- EXTRACTED INFORMATION:
┌──

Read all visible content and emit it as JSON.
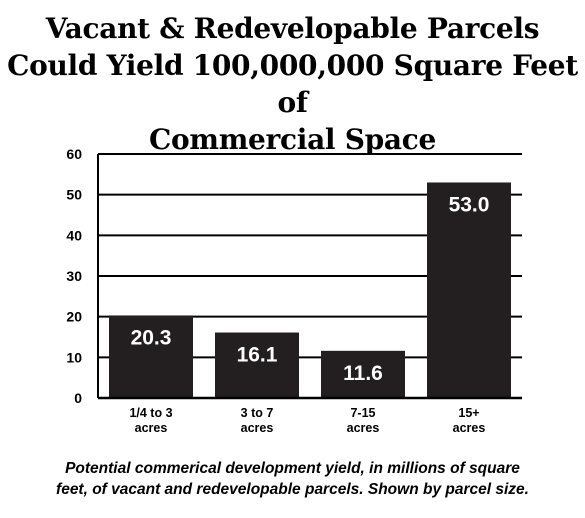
{
  "title_lines": [
    "Vacant & Redevelopable Parcels",
    "Could Yield 100,000,000 Square Feet of",
    "Commercial Space"
  ],
  "caption_lines": [
    "Potential commerical development yield, in millions of square",
    "feet, of vacant and redevelopable parcels. Shown by parcel size."
  ],
  "chart_data": {
    "type": "bar",
    "categories": [
      [
        "1/4 to 3",
        "acres"
      ],
      [
        "3 to 7",
        "acres"
      ],
      [
        "7-15",
        "acres"
      ],
      [
        "15+",
        "acres"
      ]
    ],
    "values": [
      20.3,
      16.1,
      11.6,
      53.0
    ],
    "data_labels": [
      "20.3",
      "16.1",
      "11.6",
      "53.0"
    ],
    "ylim": [
      0,
      60
    ],
    "yticks": [
      0,
      10,
      20,
      30,
      40,
      50,
      60
    ],
    "grid": true,
    "bar_color": "#231f20",
    "label_color": "#ffffff"
  }
}
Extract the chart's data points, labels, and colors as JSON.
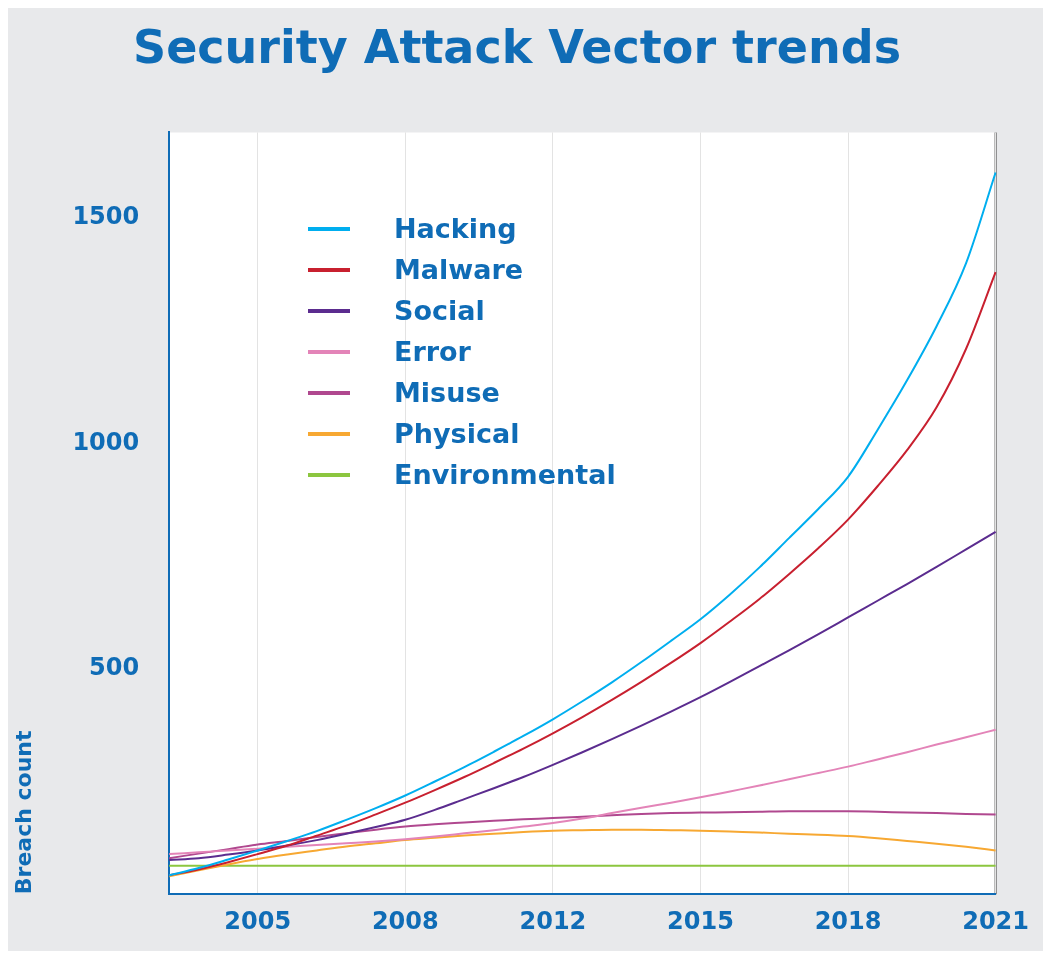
{
  "chart_data": {
    "type": "line",
    "title": "Security Attack Vector trends",
    "ylabel": "Breach count",
    "categories": [
      null,
      null,
      null,
      "2005",
      null,
      null,
      null,
      null,
      "2008",
      null,
      null,
      null,
      null,
      "2012",
      null,
      null,
      null,
      null,
      "2015",
      null,
      null,
      null,
      null,
      "2018",
      null,
      null,
      null,
      null,
      "2021"
    ],
    "series": [
      {
        "name": "Hacking",
        "color": "#00aeef",
        "values": [
          42,
          58,
          77,
          97,
          118,
          140,
          165,
          191,
          219,
          250,
          282,
          316,
          351,
          388,
          428,
          470,
          515,
          562,
          610,
          665,
          725,
          790,
          855,
          926,
          1030,
          1140,
          1260,
          1400,
          1601
        ]
      },
      {
        "name": "Malware",
        "color": "#c8202f",
        "values": [
          42,
          55,
          71,
          89,
          108,
          130,
          152,
          177,
          203,
          231,
          260,
          291,
          323,
          357,
          393,
          431,
          471,
          513,
          557,
          605,
          655,
          710,
          768,
          831,
          905,
          985,
          1080,
          1210,
          1380
        ]
      },
      {
        "name": "Social",
        "color": "#5b2c8f",
        "values": [
          76,
          80,
          88,
          97,
          108,
          120,
          134,
          149,
          165,
          187,
          211,
          235,
          260,
          287,
          315,
          344,
          374,
          405,
          437,
          471,
          506,
          541,
          577,
          614,
          651,
          688,
          726,
          765,
          804
        ]
      },
      {
        "name": "Error",
        "color": "#e384b8",
        "values": [
          89,
          93,
          97,
          101,
          105,
          109,
          113,
          117,
          122,
          128,
          135,
          142,
          150,
          158,
          168,
          180,
          192,
          203,
          215,
          228,
          241,
          255,
          269,
          283,
          299,
          315,
          332,
          348,
          365
        ]
      },
      {
        "name": "Misuse",
        "color": "#b0488f",
        "values": [
          80,
          90,
          100,
          110,
          118,
          127,
          135,
          143,
          150,
          155,
          159,
          163,
          166,
          169,
          172,
          175,
          178,
          180,
          181,
          182,
          183,
          184,
          184,
          184,
          183,
          181,
          180,
          178,
          177
        ]
      },
      {
        "name": "Physical",
        "color": "#f7a832",
        "values": [
          40,
          53,
          66,
          78,
          88,
          97,
          106,
          113,
          120,
          125,
          130,
          134,
          138,
          141,
          142,
          143,
          143,
          142,
          141,
          139,
          137,
          134,
          132,
          129,
          124,
          118,
          112,
          105,
          97
        ]
      },
      {
        "name": "Environmental",
        "color": "#8cc63f",
        "values": [
          63,
          63,
          63,
          63,
          63,
          63,
          63,
          63,
          63,
          63,
          63,
          63,
          63,
          63,
          63,
          63,
          63,
          63,
          63,
          63,
          63,
          63,
          63,
          63,
          63,
          63,
          63,
          63,
          63
        ]
      }
    ],
    "ylim": [
      0,
      1690
    ],
    "yticks": [
      500,
      1000,
      1500
    ],
    "grid": "x",
    "legend": "top left",
    "marker": "none",
    "line_style": "solid"
  }
}
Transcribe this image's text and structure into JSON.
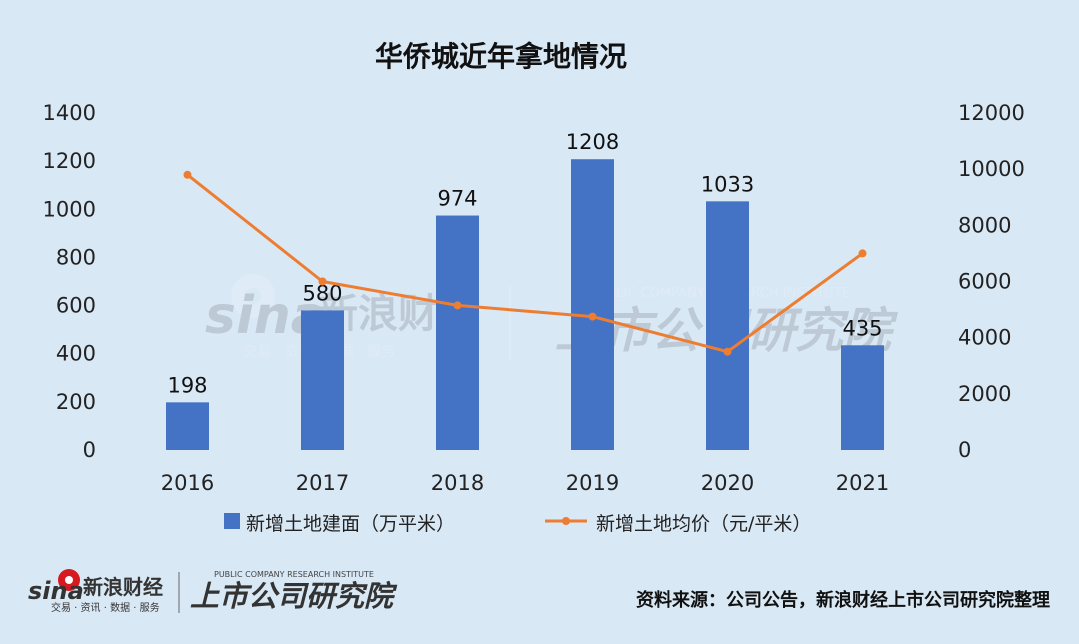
{
  "chart_data": {
    "type": "bar",
    "title": "华侨城近年拿地情况",
    "categories": [
      "2016",
      "2017",
      "2018",
      "2019",
      "2020",
      "2021"
    ],
    "series": [
      {
        "name": "新增土地建面（万平米）",
        "type": "bar",
        "axis": "left",
        "values": [
          198,
          580,
          974,
          1208,
          1033,
          435
        ],
        "color": "#4472c4"
      },
      {
        "name": "新增土地均价（元/平米）",
        "type": "line",
        "axis": "right",
        "values": [
          9800,
          6000,
          5150,
          4750,
          3500,
          7000
        ],
        "color": "#ed7d31"
      }
    ],
    "y_left": {
      "ylim": [
        0,
        1400
      ],
      "ticks": [
        "0",
        "200",
        "400",
        "600",
        "800",
        "1000",
        "1200",
        "1400"
      ]
    },
    "y_right": {
      "ylim": [
        0,
        12000
      ],
      "ticks": [
        "0",
        "2000",
        "4000",
        "6000",
        "8000",
        "10000",
        "12000"
      ]
    },
    "grid": false,
    "legend": "bottom"
  },
  "footer": {
    "source": "资料来源：公司公告，新浪财经上市公司研究院整理",
    "logo_sina": "sina",
    "logo_sina_cn": "新浪财经",
    "logo_sina_sub": "交易 · 资讯 · 数据 · 服务",
    "logo_institute": "上市公司研究院",
    "logo_institute_en": "PUBLIC COMPANY RESEARCH INSTITUTE"
  },
  "colors": {
    "background": "#d9e8f5",
    "bar": "#4472c4",
    "line": "#ed7d31",
    "logo_red": "#d71920"
  }
}
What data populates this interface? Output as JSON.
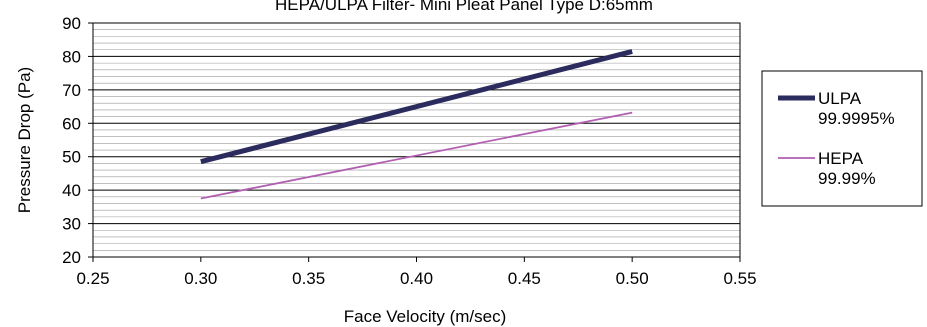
{
  "chart_data": {
    "type": "line",
    "title": "HEPA/ULPA Filter- Mini Pleat Panel Type D:65mm",
    "xlabel": "Face Velocity (m/sec)",
    "ylabel": "Pressure Drop (Pa)",
    "xlim": [
      0.25,
      0.55
    ],
    "ylim": [
      20,
      90
    ],
    "x_ticks": [
      "0.25",
      "0.30",
      "0.35",
      "0.40",
      "0.45",
      "0.50",
      "0.55"
    ],
    "y_ticks": [
      "20",
      "30",
      "40",
      "50",
      "60",
      "70",
      "80",
      "90"
    ],
    "grid": "horizontal minor + major",
    "legend_position": "right",
    "series": [
      {
        "name": "ULPA",
        "name_line2": "99.9995%",
        "color": "#2b2b5e",
        "width": "thick",
        "x": [
          0.3,
          0.5
        ],
        "y": [
          48.5,
          81.5
        ]
      },
      {
        "name": "HEPA",
        "name_line2": "99.99%",
        "color": "#b15fb1",
        "width": "thin",
        "x": [
          0.3,
          0.5
        ],
        "y": [
          37.5,
          63.2
        ]
      }
    ]
  }
}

└──

Can you repeat every record above exactly, apart from the pictures?

- CORRECT ANSWER:
Read all visible content and emit it as JSON.
{
  "title_lines": [
    "Vacant & Redevelopable Parcels",
    "Could Yield 100,000,000 Square Feet of",
    "Commercial Space"
  ],
  "caption_lines": [
    "Potential commerical development yield, in millions of square",
    "feet, of vacant and redevelopable parcels. Shown by parcel size."
  ],
  "chart_data": {
    "type": "bar",
    "categories": [
      [
        "1/4 to 3",
        "acres"
      ],
      [
        "3 to 7",
        "acres"
      ],
      [
        "7-15",
        "acres"
      ],
      [
        "15+",
        "acres"
      ]
    ],
    "values": [
      20.3,
      16.1,
      11.6,
      53.0
    ],
    "data_labels": [
      "20.3",
      "16.1",
      "11.6",
      "53.0"
    ],
    "ylim": [
      0,
      60
    ],
    "yticks": [
      0,
      10,
      20,
      30,
      40,
      50,
      60
    ],
    "grid": true,
    "bar_color": "#231f20",
    "label_color": "#ffffff"
  }
}
Extract the chart's data points, labels, and colors as JSON.
{
  "chart_data": {
    "type": "line",
    "title": "Security Attack Vector trends",
    "ylabel": "Breach count",
    "categories": [
      null,
      null,
      null,
      "2005",
      null,
      null,
      null,
      null,
      "2008",
      null,
      null,
      null,
      null,
      "2012",
      null,
      null,
      null,
      null,
      "2015",
      null,
      null,
      null,
      null,
      "2018",
      null,
      null,
      null,
      null,
      "2021"
    ],
    "series": [
      {
        "name": "Hacking",
        "color": "#00aeef",
        "values": [
          42,
          58,
          77,
          97,
          118,
          140,
          165,
          191,
          219,
          250,
          282,
          316,
          351,
          388,
          428,
          470,
          515,
          562,
          610,
          665,
          725,
          790,
          855,
          926,
          1030,
          1140,
          1260,
          1400,
          1601
        ]
      },
      {
        "name": "Malware",
        "color": "#c8202f",
        "values": [
          42,
          55,
          71,
          89,
          108,
          130,
          152,
          177,
          203,
          231,
          260,
          291,
          323,
          357,
          393,
          431,
          471,
          513,
          557,
          605,
          655,
          710,
          768,
          831,
          905,
          985,
          1080,
          1210,
          1380
        ]
      },
      {
        "name": "Social",
        "color": "#5b2c8f",
        "values": [
          76,
          80,
          88,
          97,
          108,
          120,
          134,
          149,
          165,
          187,
          211,
          235,
          260,
          287,
          315,
          344,
          374,
          405,
          437,
          471,
          506,
          541,
          577,
          614,
          651,
          688,
          726,
          765,
          804
        ]
      },
      {
        "name": "Error",
        "color": "#e384b8",
        "values": [
          89,
          93,
          97,
          101,
          105,
          109,
          113,
          117,
          122,
          128,
          135,
          142,
          150,
          158,
          168,
          180,
          192,
          203,
          215,
          228,
          241,
          255,
          269,
          283,
          299,
          315,
          332,
          348,
          365
        ]
      },
      {
        "name": "Misuse",
        "color": "#b0488f",
        "values": [
          80,
          90,
          100,
          110,
          118,
          127,
          135,
          143,
          150,
          155,
          159,
          163,
          166,
          169,
          172,
          175,
          178,
          180,
          181,
          182,
          183,
          184,
          184,
          184,
          183,
          181,
          180,
          178,
          177
        ]
      },
      {
        "name": "Physical",
        "color": "#f7a832",
        "values": [
          40,
          53,
          66,
          78,
          88,
          97,
          106,
          113,
          120,
          125,
          130,
          134,
          138,
          141,
          142,
          143,
          143,
          142,
          141,
          139,
          137,
          134,
          132,
          129,
          124,
          118,
          112,
          105,
          97
        ]
      },
      {
        "name": "Environmental",
        "color": "#8cc63f",
        "values": [
          63,
          63,
          63,
          63,
          63,
          63,
          63,
          63,
          63,
          63,
          63,
          63,
          63,
          63,
          63,
          63,
          63,
          63,
          63,
          63,
          63,
          63,
          63,
          63,
          63,
          63,
          63,
          63,
          63
        ]
      }
    ],
    "ylim": [
      0,
      1690
    ],
    "yticks": [
      500,
      1000,
      1500
    ],
    "grid": "x",
    "legend": "top left",
    "marker": "none",
    "line_style": "solid"
  }
}
Transcribe this image's text and structure into JSON.
{
  "chart_data": {
    "type": "bar",
    "title": "华侨城近年拿地情况",
    "categories": [
      "2016",
      "2017",
      "2018",
      "2019",
      "2020",
      "2021"
    ],
    "series": [
      {
        "name": "新增土地建面（万平米）",
        "type": "bar",
        "axis": "left",
        "values": [
          198,
          580,
          974,
          1208,
          1033,
          435
        ],
        "color": "#4472c4"
      },
      {
        "name": "新增土地均价（元/平米）",
        "type": "line",
        "axis": "right",
        "values": [
          9800,
          6000,
          5150,
          4750,
          3500,
          7000
        ],
        "color": "#ed7d31"
      }
    ],
    "y_left": {
      "ylim": [
        0,
        1400
      ],
      "ticks": [
        "0",
        "200",
        "400",
        "600",
        "800",
        "1000",
        "1200",
        "1400"
      ]
    },
    "y_right": {
      "ylim": [
        0,
        12000
      ],
      "ticks": [
        "0",
        "2000",
        "4000",
        "6000",
        "8000",
        "10000",
        "12000"
      ]
    },
    "grid": false,
    "legend": "bottom"
  },
  "footer": {
    "source": "资料来源：公司公告，新浪财经上市公司研究院整理",
    "logo_sina": "sina",
    "logo_sina_cn": "新浪财经",
    "logo_sina_sub": "交易 · 资讯 · 数据 · 服务",
    "logo_institute": "上市公司研究院",
    "logo_institute_en": "PUBLIC COMPANY RESEARCH INSTITUTE"
  },
  "colors": {
    "background": "#d9e8f5",
    "bar": "#4472c4",
    "line": "#ed7d31",
    "logo_red": "#d71920"
  }
}
What data populates this interface? Output as JSON.
{
  "chart_data": {
    "type": "line",
    "title": "HEPA/ULPA Filter- Mini Pleat Panel Type D:65mm",
    "xlabel": "Face Velocity (m/sec)",
    "ylabel": "Pressure Drop (Pa)",
    "xlim": [
      0.25,
      0.55
    ],
    "ylim": [
      20,
      90
    ],
    "x_ticks": [
      "0.25",
      "0.30",
      "0.35",
      "0.40",
      "0.45",
      "0.50",
      "0.55"
    ],
    "y_ticks": [
      "20",
      "30",
      "40",
      "50",
      "60",
      "70",
      "80",
      "90"
    ],
    "grid": "horizontal minor + major",
    "legend_position": "right",
    "series": [
      {
        "name": "ULPA",
        "name_line2": "99.9995%",
        "color": "#2b2b5e",
        "width": "thick",
        "x": [
          0.3,
          0.5
        ],
        "y": [
          48.5,
          81.5
        ]
      },
      {
        "name": "HEPA",
        "name_line2": "99.99%",
        "color": "#b15fb1",
        "width": "thin",
        "x": [
          0.3,
          0.5
        ],
        "y": [
          37.5,
          63.2
        ]
      }
    ]
  }
}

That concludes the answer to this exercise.